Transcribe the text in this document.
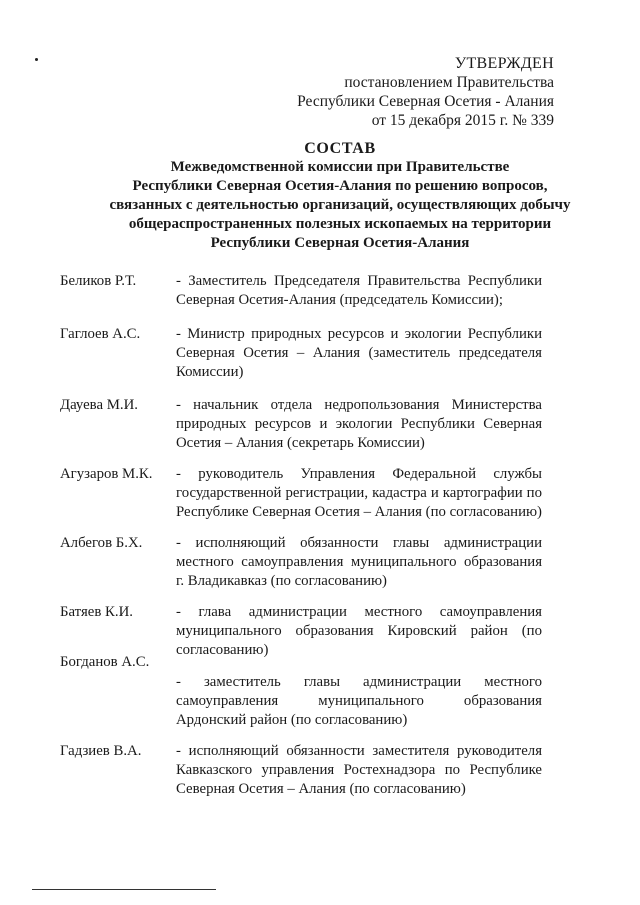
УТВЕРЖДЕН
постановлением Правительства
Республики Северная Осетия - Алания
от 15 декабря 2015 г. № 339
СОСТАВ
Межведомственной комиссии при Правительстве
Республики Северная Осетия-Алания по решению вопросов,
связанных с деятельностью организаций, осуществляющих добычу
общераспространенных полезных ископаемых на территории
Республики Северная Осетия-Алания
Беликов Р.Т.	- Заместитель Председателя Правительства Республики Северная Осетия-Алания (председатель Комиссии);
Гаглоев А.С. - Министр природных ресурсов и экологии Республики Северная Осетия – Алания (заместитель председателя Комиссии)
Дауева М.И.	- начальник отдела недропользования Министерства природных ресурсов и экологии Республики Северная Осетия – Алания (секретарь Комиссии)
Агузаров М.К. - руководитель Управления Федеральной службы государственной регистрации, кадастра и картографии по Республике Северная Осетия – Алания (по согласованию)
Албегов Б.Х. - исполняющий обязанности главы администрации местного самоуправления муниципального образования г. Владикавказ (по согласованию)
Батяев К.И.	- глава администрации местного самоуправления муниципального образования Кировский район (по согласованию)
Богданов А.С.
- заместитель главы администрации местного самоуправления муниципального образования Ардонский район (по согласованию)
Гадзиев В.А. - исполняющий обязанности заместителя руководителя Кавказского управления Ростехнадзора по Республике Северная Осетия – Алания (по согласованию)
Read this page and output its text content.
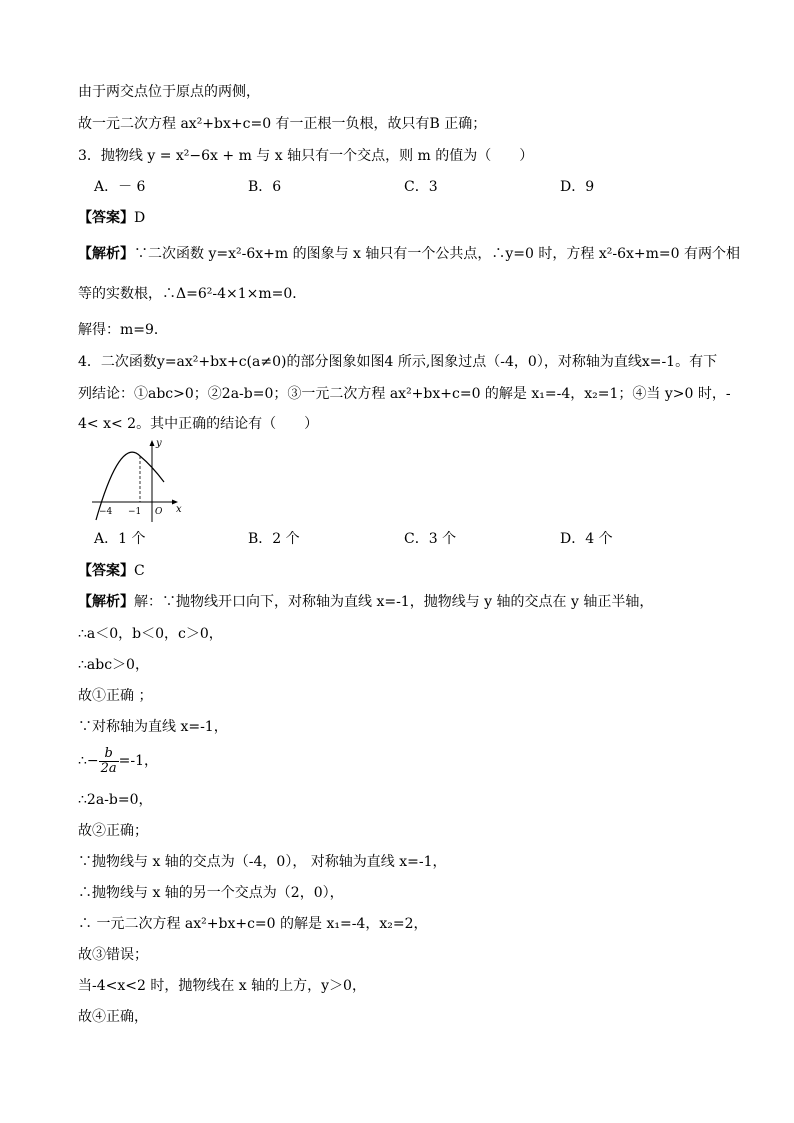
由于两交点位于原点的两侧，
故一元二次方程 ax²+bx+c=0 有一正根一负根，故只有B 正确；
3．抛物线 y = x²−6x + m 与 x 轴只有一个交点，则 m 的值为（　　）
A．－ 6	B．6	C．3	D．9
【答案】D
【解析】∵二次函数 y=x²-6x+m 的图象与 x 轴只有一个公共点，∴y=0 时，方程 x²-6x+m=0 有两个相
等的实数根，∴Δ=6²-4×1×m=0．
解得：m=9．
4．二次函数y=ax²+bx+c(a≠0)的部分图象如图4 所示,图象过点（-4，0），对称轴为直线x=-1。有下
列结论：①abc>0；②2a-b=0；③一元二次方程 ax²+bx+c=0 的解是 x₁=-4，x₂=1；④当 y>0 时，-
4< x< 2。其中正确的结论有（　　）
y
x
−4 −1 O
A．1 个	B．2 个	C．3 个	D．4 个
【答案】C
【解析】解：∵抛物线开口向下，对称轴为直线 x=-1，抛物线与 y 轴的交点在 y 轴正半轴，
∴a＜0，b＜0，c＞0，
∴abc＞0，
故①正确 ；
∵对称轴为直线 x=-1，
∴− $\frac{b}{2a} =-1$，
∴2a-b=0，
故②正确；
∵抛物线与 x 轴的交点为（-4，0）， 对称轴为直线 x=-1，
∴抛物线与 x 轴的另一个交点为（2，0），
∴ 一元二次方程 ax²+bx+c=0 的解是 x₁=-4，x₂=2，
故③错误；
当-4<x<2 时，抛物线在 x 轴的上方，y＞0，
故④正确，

◆ What to produce ◆
Take the line containing "Read this page and output its text content." and every line after it up to the end of the entries, and quote them exactly. Both ends count; the pictures do not.

◆ Answer below ◆
Read this page and output its text content.
由于两交点位于原点的两侧，
故一元二次方程 ax²+bx+c=0 有一正根一负根，故只有B 正确；
3．抛物线 y = x²−6x + m 与 x 轴只有一个交点，则 m 的值为（　　）
A．－ 6	B．6	C．3	D．9
【答案】D
【解析】∵二次函数 y=x²-6x+m 的图象与 x 轴只有一个公共点，∴y=0 时，方程 x²-6x+m=0 有两个相
等的实数根，∴Δ=6²-4×1×m=0．
解得：m=9．
4．二次函数y=ax²+bx+c(a≠0)的部分图象如图4 所示,图象过点（-4，0），对称轴为直线x=-1。有下
列结论：①abc>0；②2a-b=0；③一元二次方程 ax²+bx+c=0 的解是 x₁=-4，x₂=1；④当 y>0 时，-
4< x< 2。其中正确的结论有（　　）
y
x
−4 −1 O
A．1 个	B．2 个	C．3 个	D．4 个
【答案】C
【解析】解：∵抛物线开口向下，对称轴为直线 x=-1，抛物线与 y 轴的交点在 y 轴正半轴，
∴a＜0，b＜0，c＞0，
∴abc＞0，
故①正确 ；
∵对称轴为直线 x=-1，
∴− $\frac{b}{2a} =-1$，
∴2a-b=0，
故②正确；
∵抛物线与 x 轴的交点为（-4，0）， 对称轴为直线 x=-1，
∴抛物线与 x 轴的另一个交点为（2，0），
∴ 一元二次方程 ax²+bx+c=0 的解是 x₁=-4，x₂=2，
故③错误；
当-4<x<2 时，抛物线在 x 轴的上方，y＞0，
故④正确，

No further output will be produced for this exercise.